> _Selected extract_
If you’re looking for a quality of hire measure that takes little time, money, and statistical expertise, consider this four step simple model.
If you listen to people who claim to be experts in recruiting, from the arguments that they present, you would think that measuring output quality was an insurmountable obstacle. Obviously experts like JD Power and Consumer Reports would disagree because they have somehow found a way to measure product quality and even service quality in areas that are much more complex than recruiting. Below you’ll find some of the most common arguments against measuring the performance of new hires, and why each one doesn’t hold water.
If you use agency or executive search recruiters, it makes sense to measure the on-the-job performance of the new hires who they provide your firm. If you use recruiting process outsourcing, you should also demand that they work with you to provide proof that they are providing above average performers.

> _Tasks to complete_
a. Using the quality-of-hire text, decide whether each statement agrees with it, answering yes or no and quoting the deciding words: (i) The suggested model needs little statistical expertise. (ii) JD Power and Consumer Reports regard measuring output quality as an insurmountable obstacle. (iii) Firms using recruiting process outsourcing should demand proof that they are getting above average performers.
b. Extend the quality-of-hire text, starting right after its final sentence.
These data have no connection to the quality-of-hire text.

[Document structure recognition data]
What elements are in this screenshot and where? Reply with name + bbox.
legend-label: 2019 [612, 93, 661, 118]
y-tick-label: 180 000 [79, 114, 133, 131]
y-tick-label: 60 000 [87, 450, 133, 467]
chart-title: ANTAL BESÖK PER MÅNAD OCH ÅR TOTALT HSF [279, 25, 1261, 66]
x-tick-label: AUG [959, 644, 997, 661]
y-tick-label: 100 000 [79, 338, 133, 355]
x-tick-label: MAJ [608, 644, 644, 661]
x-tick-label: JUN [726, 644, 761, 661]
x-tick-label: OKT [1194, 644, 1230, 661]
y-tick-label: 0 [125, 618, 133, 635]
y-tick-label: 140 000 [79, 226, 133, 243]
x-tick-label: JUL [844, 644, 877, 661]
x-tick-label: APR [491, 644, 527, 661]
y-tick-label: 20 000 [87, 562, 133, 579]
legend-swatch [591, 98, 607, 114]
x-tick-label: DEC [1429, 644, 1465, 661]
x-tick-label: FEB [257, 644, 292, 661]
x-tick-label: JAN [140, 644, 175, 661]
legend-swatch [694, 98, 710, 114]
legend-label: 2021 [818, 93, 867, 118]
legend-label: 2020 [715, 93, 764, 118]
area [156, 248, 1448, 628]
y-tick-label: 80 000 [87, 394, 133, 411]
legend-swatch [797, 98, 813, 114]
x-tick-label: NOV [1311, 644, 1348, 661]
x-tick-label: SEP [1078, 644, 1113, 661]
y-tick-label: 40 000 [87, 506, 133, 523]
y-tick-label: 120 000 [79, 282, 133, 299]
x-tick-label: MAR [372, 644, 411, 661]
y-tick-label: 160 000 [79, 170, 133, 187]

> _Task-by-task outputs_
a.
(i) Yes: "takes little time, money, and statistical expertise"
(ii) No: "Obviously experts like JD Power and Consumer Reports would disagree"
(iii) Yes: "you should also demand that they work with you to provide proof that they are providing above average performers"

b.
It’s time for recruiting leaders to face the reality that the “measuring quality” problem has been solved by every corporate functional area except recruiting. Hotels, restaurants, airlines, and automotive manufacturers have also found a way to accurately measure the performance of their product/service. And even Denny’s measures quality with a customer comment card on the table.
We have come up short in many areas but perhaps the hardest to understand is “the failure rate of new hires” (which is the new-hire performance area that is easiest to measure). Measuring the number of new hires who must be fired is easy because there are so few of them, but it is at the same time critical because “bad hires” can do a great deal of damage. Next measuring the turnover rate of new hires is also quite easy and objective. Rather than attempt to get actual performance data, at least initially use the hiring manager’s assessment of their own new hires. I would specifically avoid commonly proposed metrics like quality of applicant, candidate/hiring manager satisfaction, time to productivity, and training hours required because these are not actual year-end on-the-job performance measures. Next you simply need to validate each of the components of your hiring process to determine which ones actually contribute to finding and selecting better performing hires in each of the firm’s critical jobs. And finally after conquering “the measuring quality issue,” recruiting should work with HR leaders to help them also move into the 21st century of the measurement.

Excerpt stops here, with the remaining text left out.